Dataset excerpt
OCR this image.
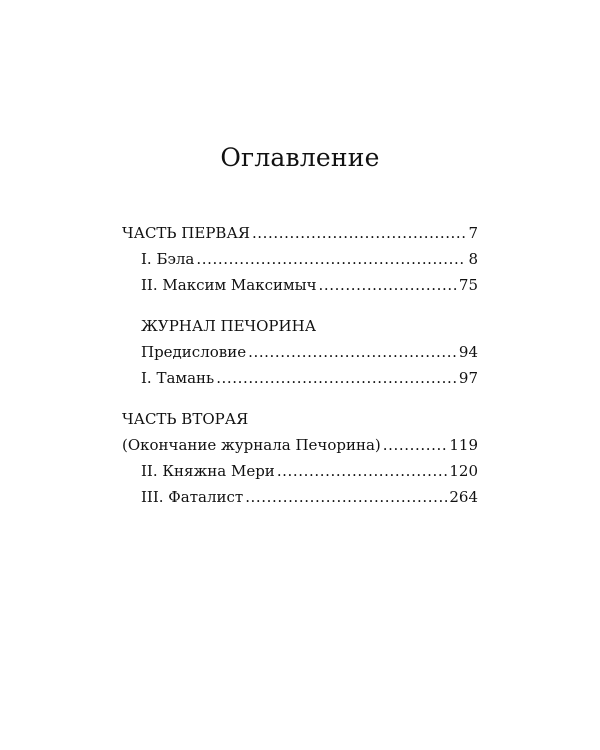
Оглавление
ЧАСТЬ ПЕРВАЯ .....	7
I. Бэла .....	8
II. Максим Максимыч .....	75
ЖУРНАЛ ПЕЧОРИНА
Предисловие .....	94
I. Тамань .....	97
ЧАСТЬ ВТОРАЯ
(Окончание журнала Печорина) .....	119
II. Княжна Мери .....	120
III. Фаталист .....	264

(WHAT IS ASKED) Without including the pictures, reproduce all entries exactly.

(RESULT)
OCR this image.
Оглавление
ЧАСТЬ ПЕРВАЯ .....	7
I. Бэла .....	8
II. Максим Максимыч .....	75
ЖУРНАЛ ПЕЧОРИНА
Предисловие .....	94
I. Тамань .....	97
ЧАСТЬ ВТОРАЯ
(Окончание журнала Печорина) .....	119
II. Княжна Мери .....	120
III. Фаталист .....	264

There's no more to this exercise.